**Problem details**. Write out each record below exactly as it appears, with no pictures.

## Start Record set

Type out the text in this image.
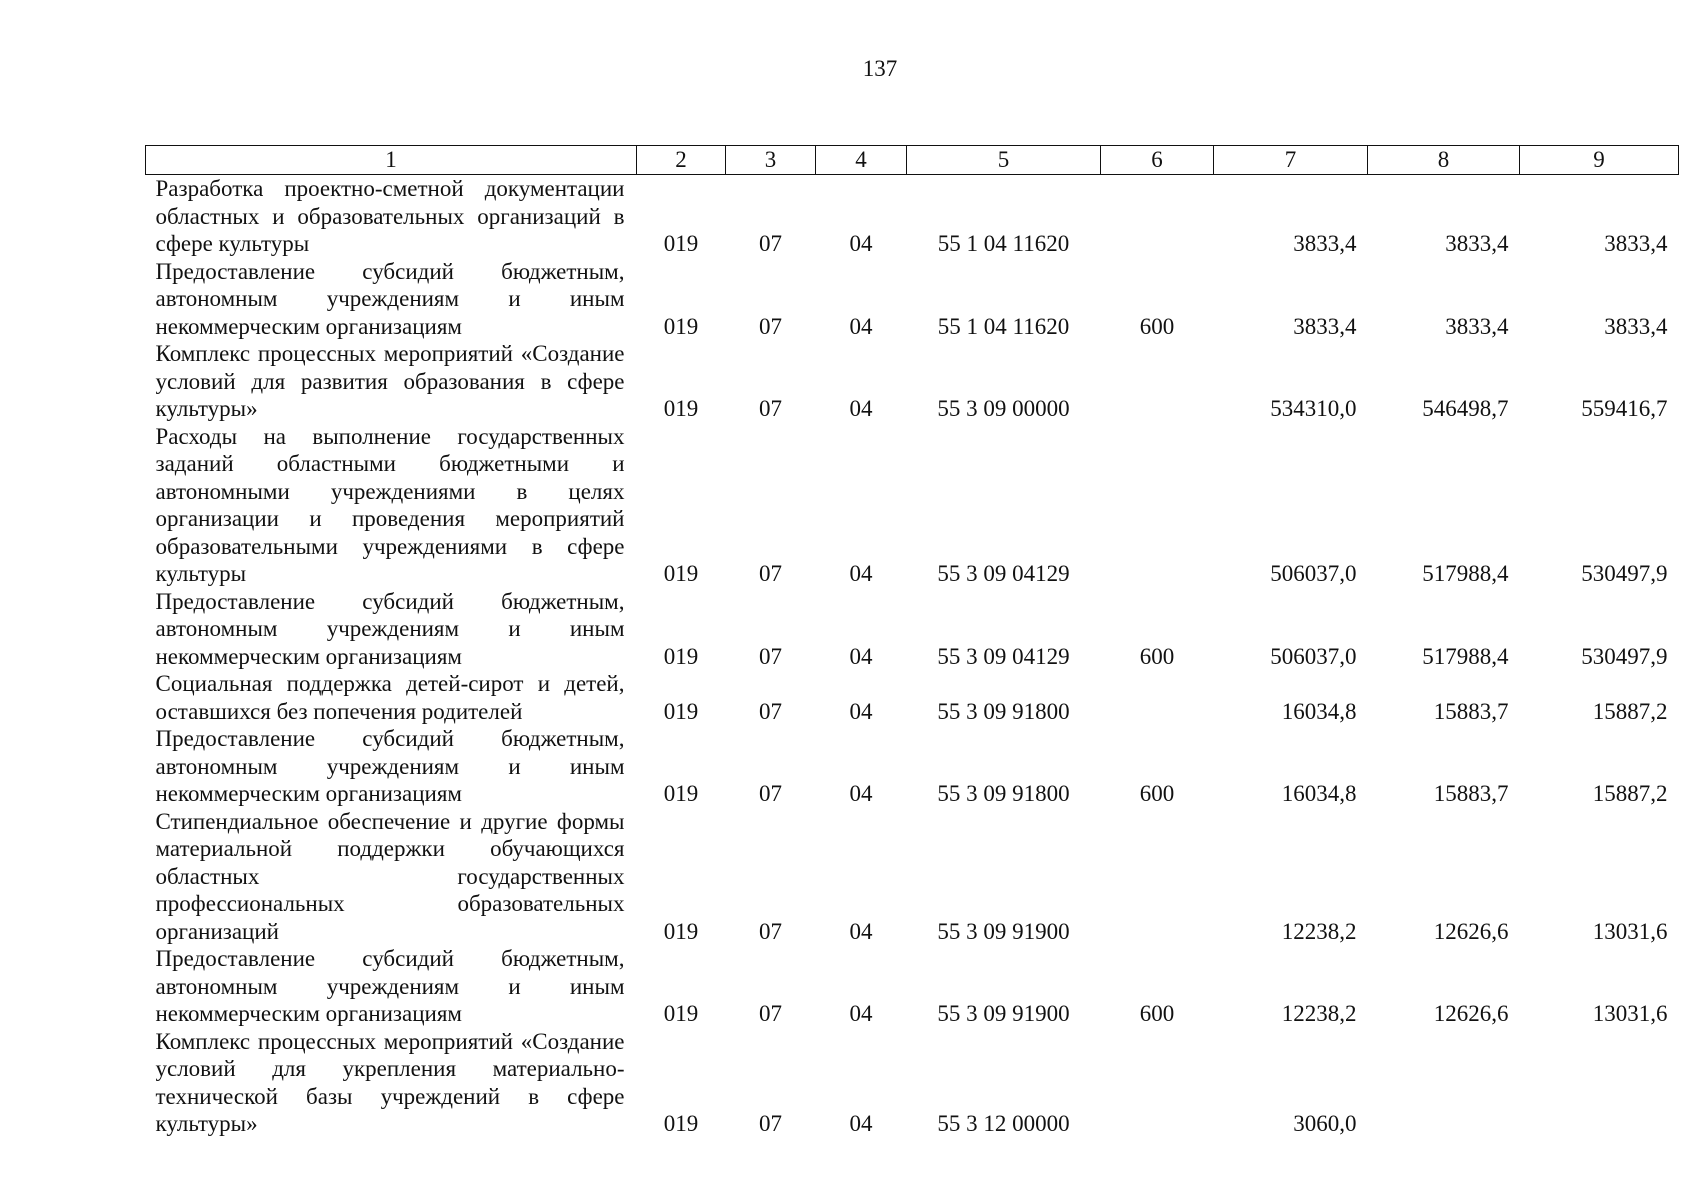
137
1	2	3	4	5	6	7	8	9
Разработка проектно-сметной документации областных и образовательных организаций в сфере культуры	019	07	04	55 1 04 11620		3833,4	3833,4	3833,4
Предоставление субсидий бюджетным, автономным учреждениям и иным некоммерческим организациям	019	07	04	55 1 04 11620	600	3833,4	3833,4	3833,4
Комплекс процессных мероприятий «Создание условий для развития образования в сфере культуры»	019	07	04	55 3 09 00000		534310,0	546498,7	559416,7
Расходы на выполнение государственных заданий областными бюджетными и автономными учреждениями в целях организации и проведения мероприятий образовательными учреждениями в сфере культуры	019	07	04	55 3 09 04129		506037,0	517988,4	530497,9
Предоставление субсидий бюджетным, автономным учреждениям и иным некоммерческим организациям	019	07	04	55 3 09 04129	600	506037,0	517988,4	530497,9
Социальная поддержка детей-сирот и детей, оставшихся без попечения родителей	019	07	04	55 3 09 91800		16034,8	15883,7	15887,2
Предоставление субсидий бюджетным, автономным учреждениям и иным некоммерческим организациям	019	07	04	55 3 09 91800	600	16034,8	15883,7	15887,2
Стипендиальное обеспечение и другие формы материальной поддержки обучающихся областных государственных профессиональных образовательных организаций	019	07	04	55 3 09 91900		12238,2	12626,6	13031,6
Предоставление субсидий бюджетным, автономным учреждениям и иным некоммерческим организациям	019	07	04	55 3 09 91900	600	12238,2	12626,6	13031,6
Комплекс процессных мероприятий «Создание условий для укрепления материально-технической базы учреждений в сфере культуры»	019	07	04	55 3 12 00000		3060,0		
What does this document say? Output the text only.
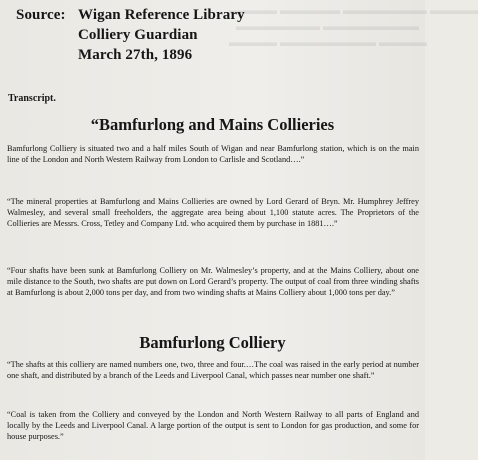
▬▬▬▬ ▬▬▬▬▬ ▬▬▬▬▬▬▬ ▬▬▬▬
▬▬▬▬▬▬▬ ▬▬▬▬▬▬▬▬
▬▬▬▬ ▬▬▬▬▬▬▬▬ ▬▬▬▬
Source: Wigan Reference Library
Colliery Guardian
March 27th, 1896
Transcript.
“Bamfurlong and Mains Collieries
Bamfurlong Colliery is situated two and a half miles South of Wigan and near Bamfurlong station, which is on the main line of the London and North Western Railway from London to Carlisle and Scotland….”
“The mineral properties at Bamfurlong and Mains Collieries are owned by Lord Gerard of Bryn. Mr. Humphrey Jeffrey Walmesley, and several small freeholders, the aggregate area being about 1,100 statute acres. The Proprietors of the Collieries are Messrs. Cross, Tetley and Company Ltd. who acquired them by purchase in 1881….”
“Four shafts have been sunk at Bamfurlong Colliery on Mr. Walmesley’s property, and at the Mains Colliery, about one mile distance to the South, two shafts are put down on Lord Gerard’s property. The output of coal from three winding shafts at Bamfurlong is about 2,000 tons per day, and from two winding shafts at Mains Colliery about 1,000 tons per day.”
Bamfurlong Colliery
“The shafts at this colliery are named numbers one, two, three and four.…The coal was raised in the early period at number one shaft, and distributed by a branch of the Leeds and Liverpool Canal, which passes near number one shaft.”
“Coal is taken from the Colliery and conveyed by the London and North Western Railway to all parts of England and locally by the Leeds and Liverpool Canal. A large portion of the output is sent to London for gas production, and some for house purposes.”
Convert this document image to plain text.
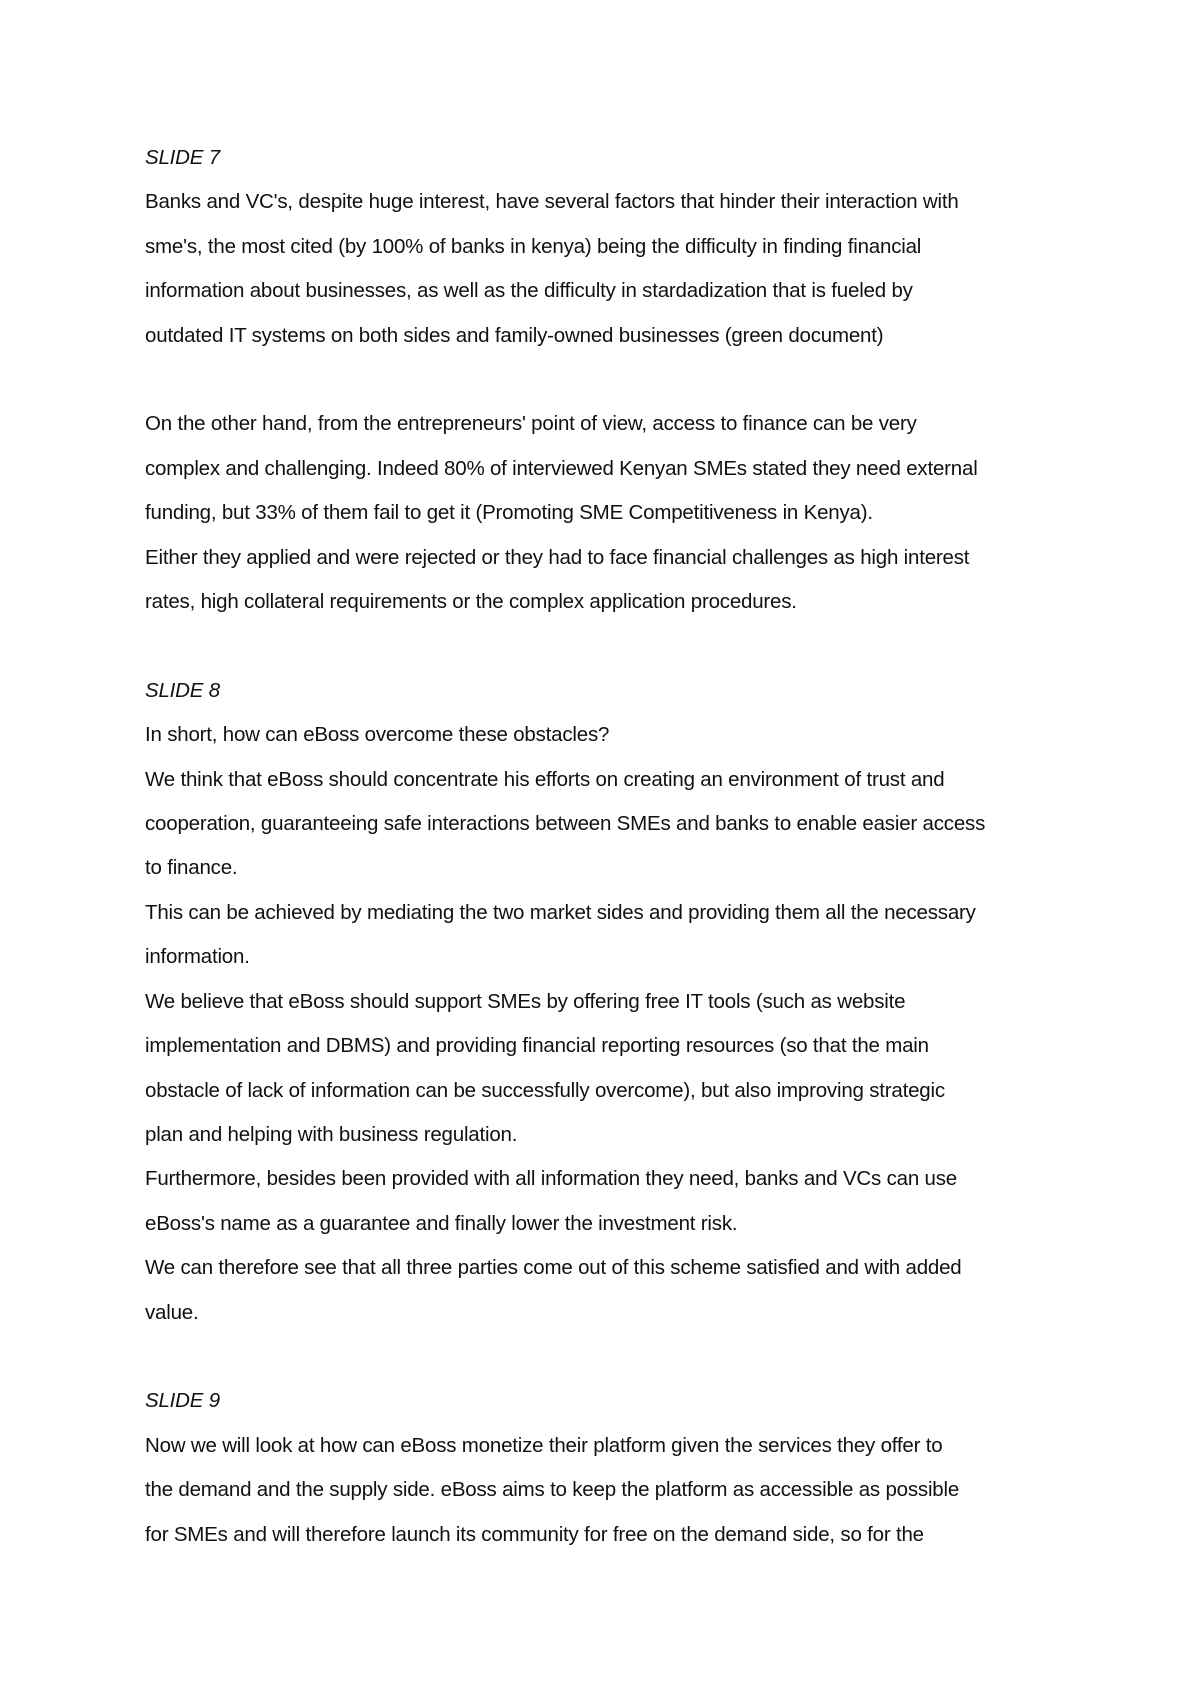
SLIDE 7
Banks and VC's, despite huge interest, have several factors that hinder their interaction with
sme's, the most cited (by 100% of banks in kenya) being the difficulty in finding financial
information about businesses, as well as the difficulty in stardadization that is fueled by
outdated IT systems on both sides and family-owned businesses (green document)
On the other hand, from the entrepreneurs' point of view, access to finance can be very
complex and challenging. Indeed 80% of interviewed Kenyan SMEs stated they need external
funding, but 33% of them fail to get it (Promoting SME Competitiveness in Kenya).
Either they applied and were rejected or they had to face financial challenges as high interest
rates, high collateral requirements or the complex application procedures.
SLIDE 8
In short, how can eBoss overcome these obstacles?
We think that eBoss should concentrate his efforts on creating an environment of trust and
cooperation, guaranteeing safe interactions between SMEs and banks to enable easier access
to finance.
This can be achieved by mediating the two market sides and providing them all the necessary
information.
We believe that eBoss should support SMEs by offering free IT tools (such as website
implementation and DBMS) and providing financial reporting resources (so that the main
obstacle of lack of information can be successfully overcome), but also improving strategic
plan and helping with business regulation.
Furthermore, besides been provided with all information they need, banks and VCs can use
eBoss's name as a guarantee and finally lower the investment risk.
We can therefore see that all three parties come out of this scheme satisfied and with added
value.
SLIDE 9
Now we will look at how can eBoss monetize their platform given the services they offer to
the demand and the supply side. eBoss aims to keep the platform as accessible as possible
for SMEs and will therefore launch its community for free on the demand side, so for the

## End Record set

**Exercise response**.
Type out the text in this image.
137
1	2	3	4	5	6	7	8	9
Разработка проектно-сметной документации областных и образовательных организаций в сфере культуры	019	07	04	55 1 04 11620		3833,4	3833,4	3833,4
Предоставление субсидий бюджетным, автономным учреждениям и иным некоммерческим организациям	019	07	04	55 1 04 11620	600	3833,4	3833,4	3833,4
Комплекс процессных мероприятий «Создание условий для развития образования в сфере культуры»	019	07	04	55 3 09 00000		534310,0	546498,7	559416,7
Расходы на выполнение государственных заданий областными бюджетными и автономными учреждениями в целях организации и проведения мероприятий образовательными учреждениями в сфере культуры	019	07	04	55 3 09 04129		506037,0	517988,4	530497,9
Предоставление субсидий бюджетным, автономным учреждениям и иным некоммерческим организациям	019	07	04	55 3 09 04129	600	506037,0	517988,4	530497,9
Социальная поддержка детей-сирот и детей, оставшихся без попечения родителей	019	07	04	55 3 09 91800		16034,8	15883,7	15887,2
Предоставление субсидий бюджетным, автономным учреждениям и иным некоммерческим организациям	019	07	04	55 3 09 91800	600	16034,8	15883,7	15887,2
Стипендиальное обеспечение и другие формы материальной поддержки обучающихся областных государственных профессиональных образовательных организаций	019	07	04	55 3 09 91900		12238,2	12626,6	13031,6
Предоставление субсидий бюджетным, автономным учреждениям и иным некоммерческим организациям	019	07	04	55 3 09 91900	600	12238,2	12626,6	13031,6
Комплекс процессных мероприятий «Создание условий для укрепления материально-технической базы учреждений в сфере культуры»	019	07	04	55 3 12 00000		3060,0		
What does this document say? Output the text only.
▬▬▬▬ ▬▬▬▬▬ ▬▬▬▬▬▬▬ ▬▬▬▬
▬▬▬▬▬▬▬ ▬▬▬▬▬▬▬▬
▬▬▬▬ ▬▬▬▬▬▬▬▬ ▬▬▬▬
Source: Wigan Reference Library
Colliery Guardian
March 27th, 1896
Transcript.
“Bamfurlong and Mains Collieries
Bamfurlong Colliery is situated two and a half miles South of Wigan and near Bamfurlong station, which is on the main line of the London and North Western Railway from London to Carlisle and Scotland….”
“The mineral properties at Bamfurlong and Mains Collieries are owned by Lord Gerard of Bryn. Mr. Humphrey Jeffrey Walmesley, and several small freeholders, the aggregate area being about 1,100 statute acres. The Proprietors of the Collieries are Messrs. Cross, Tetley and Company Ltd. who acquired them by purchase in 1881….”
“Four shafts have been sunk at Bamfurlong Colliery on Mr. Walmesley’s property, and at the Mains Colliery, about one mile distance to the South, two shafts are put down on Lord Gerard’s property. The output of coal from three winding shafts at Bamfurlong is about 2,000 tons per day, and from two winding shafts at Mains Colliery about 1,000 tons per day.”
Bamfurlong Colliery
“The shafts at this colliery are named numbers one, two, three and four.…The coal was raised in the early period at number one shaft, and distributed by a branch of the Leeds and Liverpool Canal, which passes near number one shaft.”
“Coal is taken from the Colliery and conveyed by the London and North Western Railway to all parts of England and locally by the Leeds and Liverpool Canal. A large portion of the output is sent to London for gas production, and some for house purposes.”
Convert this document image to plain text.
SLIDE 7
Banks and VC's, despite huge interest, have several factors that hinder their interaction with
sme's, the most cited (by 100% of banks in kenya) being the difficulty in finding financial
information about businesses, as well as the difficulty in stardadization that is fueled by
outdated IT systems on both sides and family-owned businesses (green document)
On the other hand, from the entrepreneurs' point of view, access to finance can be very
complex and challenging. Indeed 80% of interviewed Kenyan SMEs stated they need external
funding, but 33% of them fail to get it (Promoting SME Competitiveness in Kenya).
Either they applied and were rejected or they had to face financial challenges as high interest
rates, high collateral requirements or the complex application procedures.
SLIDE 8
In short, how can eBoss overcome these obstacles?
We think that eBoss should concentrate his efforts on creating an environment of trust and
cooperation, guaranteeing safe interactions between SMEs and banks to enable easier access
to finance.
This can be achieved by mediating the two market sides and providing them all the necessary
information.
We believe that eBoss should support SMEs by offering free IT tools (such as website
implementation and DBMS) and providing financial reporting resources (so that the main
obstacle of lack of information can be successfully overcome), but also improving strategic
plan and helping with business regulation.
Furthermore, besides been provided with all information they need, banks and VCs can use
eBoss's name as a guarantee and finally lower the investment risk.
We can therefore see that all three parties come out of this scheme satisfied and with added
value.
SLIDE 9
Now we will look at how can eBoss monetize their platform given the services they offer to
the demand and the supply side. eBoss aims to keep the platform as accessible as possible
for SMEs and will therefore launch its community for free on the demand side, so for the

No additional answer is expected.